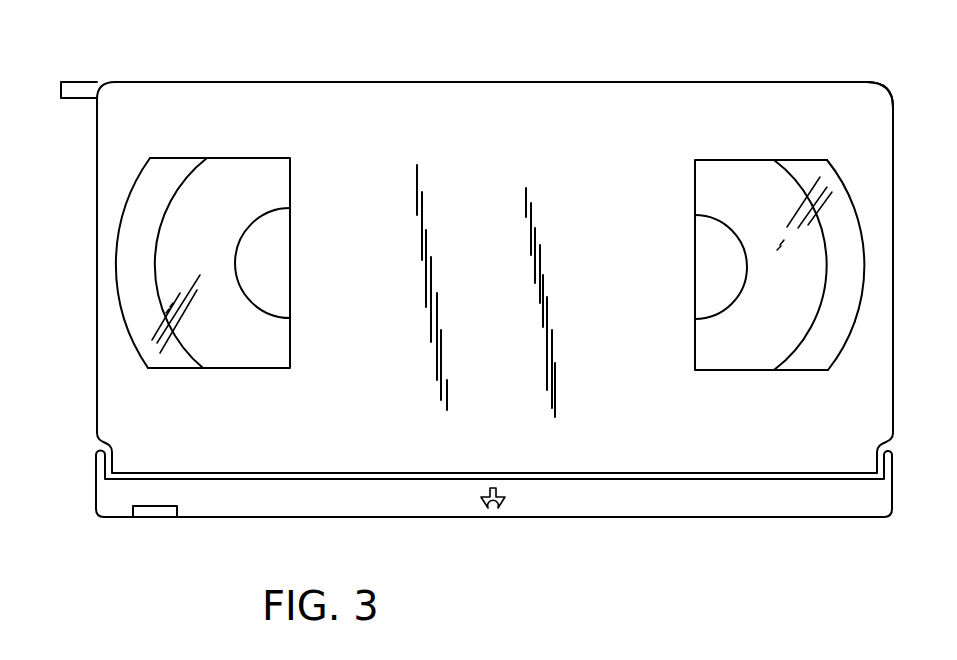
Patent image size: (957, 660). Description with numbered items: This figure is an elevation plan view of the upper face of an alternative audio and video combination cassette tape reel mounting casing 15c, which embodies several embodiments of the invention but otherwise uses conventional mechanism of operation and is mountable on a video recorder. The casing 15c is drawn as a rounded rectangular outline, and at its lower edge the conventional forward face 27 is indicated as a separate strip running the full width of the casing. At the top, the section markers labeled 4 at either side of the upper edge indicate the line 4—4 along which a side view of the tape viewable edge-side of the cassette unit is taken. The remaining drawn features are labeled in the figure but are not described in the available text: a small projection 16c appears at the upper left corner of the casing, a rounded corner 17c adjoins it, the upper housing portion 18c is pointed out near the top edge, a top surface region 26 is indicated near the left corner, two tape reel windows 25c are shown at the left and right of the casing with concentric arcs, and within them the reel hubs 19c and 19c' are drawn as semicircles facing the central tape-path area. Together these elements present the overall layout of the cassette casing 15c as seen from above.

The cassette tape reel(s) mounting casing 15c is at (465, 78).
The projection 16c is at (74, 99).
The rounded corner 17c is at (99, 99).
The upper half housing 18c is at (647, 103).
The reel hub 19c is at (320, 263).
The reel hub 19c' is at (677, 267).
The tape reel window 25c is at (260, 175).
The top surface 26 is at (137, 97).
The forward face 27 is at (557, 519).
The line 4— 4 is at (55, 63).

## [Sua tarefa]
Reescreva as linhas que vão da primeira até a que contém "The cassette tape", ambas incluídas, substituindo "elevation plan view" por "top plan view" e mantendo todo o resto sem alteração. Apresente somente essas linhas e deixe as imagens de fora da resposta.

## [Exercício concluído]
Patent image size: (957, 660). Description with numbered items: This figure is an top plan view of the upper face of an alternative audio and video combination cassette tape reel mounting casing 15c, which embodies several embodiments of the invention but otherwise uses conventional mechanism of operation and is mountable on a video recorder. The casing 15c is drawn as a rounded rectangular outline, and at its lower edge the conventional forward face 27 is indicated as a separate strip running the full width of the casing. At the top, the section markers labeled 4 at either side of the upper edge indicate the line 4—4 along which a side view of the tape viewable edge-side of the cassette unit is taken. The remaining drawn features are labeled in the figure but are not described in the available text: a small projection 16c appears at the upper left corner of the casing, a rounded corner 17c adjoins it, the upper housing portion 18c is pointed out near the top edge, a top surface region 26 is indicated near the left corner, two tape reel windows 25c are shown at the left and right of the casing with concentric arcs, and within them the reel hubs 19c and 19c' are drawn as semicircles facing the central tape-path area. Together these elements present the overall layout of the cassette casing 15c as seen from above.

The cassette tape reel(s) mounting casing 15c is at (465, 78).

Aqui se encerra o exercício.